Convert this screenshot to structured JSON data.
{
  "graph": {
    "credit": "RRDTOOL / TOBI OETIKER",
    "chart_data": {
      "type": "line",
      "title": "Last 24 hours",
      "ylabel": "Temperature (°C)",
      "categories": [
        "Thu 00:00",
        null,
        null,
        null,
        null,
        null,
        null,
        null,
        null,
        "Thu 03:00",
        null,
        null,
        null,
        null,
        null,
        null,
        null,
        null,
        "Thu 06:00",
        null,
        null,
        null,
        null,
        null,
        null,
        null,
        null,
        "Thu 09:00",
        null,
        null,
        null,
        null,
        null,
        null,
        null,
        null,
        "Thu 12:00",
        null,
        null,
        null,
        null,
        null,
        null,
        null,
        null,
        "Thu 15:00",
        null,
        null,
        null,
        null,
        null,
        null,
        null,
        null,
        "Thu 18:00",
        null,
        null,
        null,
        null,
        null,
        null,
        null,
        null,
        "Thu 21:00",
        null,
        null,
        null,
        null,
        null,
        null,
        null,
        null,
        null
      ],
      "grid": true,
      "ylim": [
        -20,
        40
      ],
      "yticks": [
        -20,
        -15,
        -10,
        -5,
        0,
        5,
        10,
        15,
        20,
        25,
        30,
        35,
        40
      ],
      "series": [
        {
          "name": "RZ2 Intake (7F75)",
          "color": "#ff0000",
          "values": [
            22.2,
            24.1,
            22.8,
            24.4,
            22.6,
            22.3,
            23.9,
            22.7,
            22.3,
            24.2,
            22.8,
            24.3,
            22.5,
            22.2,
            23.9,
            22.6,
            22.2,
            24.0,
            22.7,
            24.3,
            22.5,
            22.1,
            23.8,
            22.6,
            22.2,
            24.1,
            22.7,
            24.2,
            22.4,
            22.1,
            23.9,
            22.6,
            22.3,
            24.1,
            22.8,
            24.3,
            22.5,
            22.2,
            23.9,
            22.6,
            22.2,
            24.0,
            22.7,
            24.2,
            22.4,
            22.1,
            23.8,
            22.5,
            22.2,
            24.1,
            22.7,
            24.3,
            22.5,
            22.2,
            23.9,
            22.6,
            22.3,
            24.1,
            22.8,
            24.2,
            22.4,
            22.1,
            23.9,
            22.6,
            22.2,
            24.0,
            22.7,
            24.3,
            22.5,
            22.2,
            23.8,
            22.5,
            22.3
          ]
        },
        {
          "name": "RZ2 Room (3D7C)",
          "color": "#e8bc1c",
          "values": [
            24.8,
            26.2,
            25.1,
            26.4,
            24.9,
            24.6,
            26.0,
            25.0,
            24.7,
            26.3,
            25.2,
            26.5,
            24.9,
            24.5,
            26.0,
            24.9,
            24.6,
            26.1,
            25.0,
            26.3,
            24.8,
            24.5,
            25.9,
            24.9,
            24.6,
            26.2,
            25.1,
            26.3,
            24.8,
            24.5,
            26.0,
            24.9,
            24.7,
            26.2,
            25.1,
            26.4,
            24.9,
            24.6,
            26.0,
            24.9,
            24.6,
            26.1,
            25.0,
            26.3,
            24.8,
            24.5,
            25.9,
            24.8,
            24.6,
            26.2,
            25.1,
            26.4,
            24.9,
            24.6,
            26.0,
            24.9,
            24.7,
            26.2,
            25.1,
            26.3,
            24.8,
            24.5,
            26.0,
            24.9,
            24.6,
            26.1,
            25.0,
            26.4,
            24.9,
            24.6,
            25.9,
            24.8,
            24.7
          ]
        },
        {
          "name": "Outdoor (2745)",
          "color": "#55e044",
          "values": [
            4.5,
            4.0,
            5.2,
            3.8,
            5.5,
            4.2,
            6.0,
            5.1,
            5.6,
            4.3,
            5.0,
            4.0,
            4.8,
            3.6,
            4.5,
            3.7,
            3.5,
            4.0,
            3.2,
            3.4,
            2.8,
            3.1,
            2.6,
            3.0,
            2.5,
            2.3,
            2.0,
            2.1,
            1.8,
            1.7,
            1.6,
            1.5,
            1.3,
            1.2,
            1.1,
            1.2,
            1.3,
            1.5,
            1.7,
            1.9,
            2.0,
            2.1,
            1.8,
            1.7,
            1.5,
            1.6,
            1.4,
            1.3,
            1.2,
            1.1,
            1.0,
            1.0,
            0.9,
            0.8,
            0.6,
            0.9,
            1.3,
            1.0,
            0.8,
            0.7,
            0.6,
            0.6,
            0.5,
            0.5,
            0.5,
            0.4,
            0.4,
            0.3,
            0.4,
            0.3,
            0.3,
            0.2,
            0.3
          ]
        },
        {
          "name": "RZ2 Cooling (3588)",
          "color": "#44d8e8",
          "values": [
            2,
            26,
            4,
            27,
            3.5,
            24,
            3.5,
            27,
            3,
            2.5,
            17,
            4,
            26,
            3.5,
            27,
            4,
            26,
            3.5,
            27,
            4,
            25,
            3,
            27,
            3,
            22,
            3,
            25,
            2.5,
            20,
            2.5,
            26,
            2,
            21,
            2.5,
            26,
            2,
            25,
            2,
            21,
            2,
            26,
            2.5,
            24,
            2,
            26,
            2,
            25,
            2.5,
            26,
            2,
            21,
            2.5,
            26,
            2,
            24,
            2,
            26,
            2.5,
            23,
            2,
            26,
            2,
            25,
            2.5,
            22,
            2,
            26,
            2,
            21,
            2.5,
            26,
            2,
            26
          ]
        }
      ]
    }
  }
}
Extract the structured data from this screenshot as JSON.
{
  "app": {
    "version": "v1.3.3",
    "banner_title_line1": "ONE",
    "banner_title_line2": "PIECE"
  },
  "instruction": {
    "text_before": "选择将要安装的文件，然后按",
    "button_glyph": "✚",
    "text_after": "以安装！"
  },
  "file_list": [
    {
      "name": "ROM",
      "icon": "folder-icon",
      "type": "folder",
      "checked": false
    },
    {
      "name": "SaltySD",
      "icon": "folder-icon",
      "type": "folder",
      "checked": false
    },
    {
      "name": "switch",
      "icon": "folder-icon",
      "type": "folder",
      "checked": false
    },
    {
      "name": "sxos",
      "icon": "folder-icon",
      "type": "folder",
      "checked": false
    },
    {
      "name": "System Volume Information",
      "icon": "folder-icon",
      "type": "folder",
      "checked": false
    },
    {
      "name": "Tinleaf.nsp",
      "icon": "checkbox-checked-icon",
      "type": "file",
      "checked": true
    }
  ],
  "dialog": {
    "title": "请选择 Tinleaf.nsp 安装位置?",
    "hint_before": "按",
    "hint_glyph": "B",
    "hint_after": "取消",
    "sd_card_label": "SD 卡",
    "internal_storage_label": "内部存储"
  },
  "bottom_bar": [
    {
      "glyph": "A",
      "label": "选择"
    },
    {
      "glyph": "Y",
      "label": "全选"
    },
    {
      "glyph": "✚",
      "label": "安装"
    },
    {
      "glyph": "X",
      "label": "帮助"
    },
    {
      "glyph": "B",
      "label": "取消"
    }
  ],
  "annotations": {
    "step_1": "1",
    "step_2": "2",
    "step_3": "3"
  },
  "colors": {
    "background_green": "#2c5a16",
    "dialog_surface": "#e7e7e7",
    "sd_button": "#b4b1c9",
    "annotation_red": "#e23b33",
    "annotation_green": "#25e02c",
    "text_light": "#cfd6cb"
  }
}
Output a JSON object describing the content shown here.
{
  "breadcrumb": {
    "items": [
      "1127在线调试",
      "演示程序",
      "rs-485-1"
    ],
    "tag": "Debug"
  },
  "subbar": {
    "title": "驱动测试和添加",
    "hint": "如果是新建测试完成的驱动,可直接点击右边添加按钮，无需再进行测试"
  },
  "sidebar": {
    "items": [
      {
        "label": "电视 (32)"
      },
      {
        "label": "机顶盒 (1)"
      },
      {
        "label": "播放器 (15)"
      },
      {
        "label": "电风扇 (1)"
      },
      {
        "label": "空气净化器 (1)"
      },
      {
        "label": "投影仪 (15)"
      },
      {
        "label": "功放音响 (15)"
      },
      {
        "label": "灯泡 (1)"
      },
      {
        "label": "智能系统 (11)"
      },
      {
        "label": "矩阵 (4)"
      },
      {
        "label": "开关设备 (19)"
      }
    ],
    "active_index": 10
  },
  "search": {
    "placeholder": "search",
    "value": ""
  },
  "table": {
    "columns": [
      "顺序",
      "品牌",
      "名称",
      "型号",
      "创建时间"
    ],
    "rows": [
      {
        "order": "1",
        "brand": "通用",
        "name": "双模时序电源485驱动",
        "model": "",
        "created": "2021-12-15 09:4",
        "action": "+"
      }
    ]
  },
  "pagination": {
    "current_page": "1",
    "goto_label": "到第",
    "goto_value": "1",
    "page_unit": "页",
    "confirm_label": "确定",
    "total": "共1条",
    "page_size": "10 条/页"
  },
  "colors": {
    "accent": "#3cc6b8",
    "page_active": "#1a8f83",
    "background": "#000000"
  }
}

§ §

Aim = Scan the listing above for the word "JSON" and show each line where it is found.

Written reply =
Convert this screenshot to structured JSON data.
Extract the structured data from this screenshot as JSON.
Output a JSON object describing the content shown here.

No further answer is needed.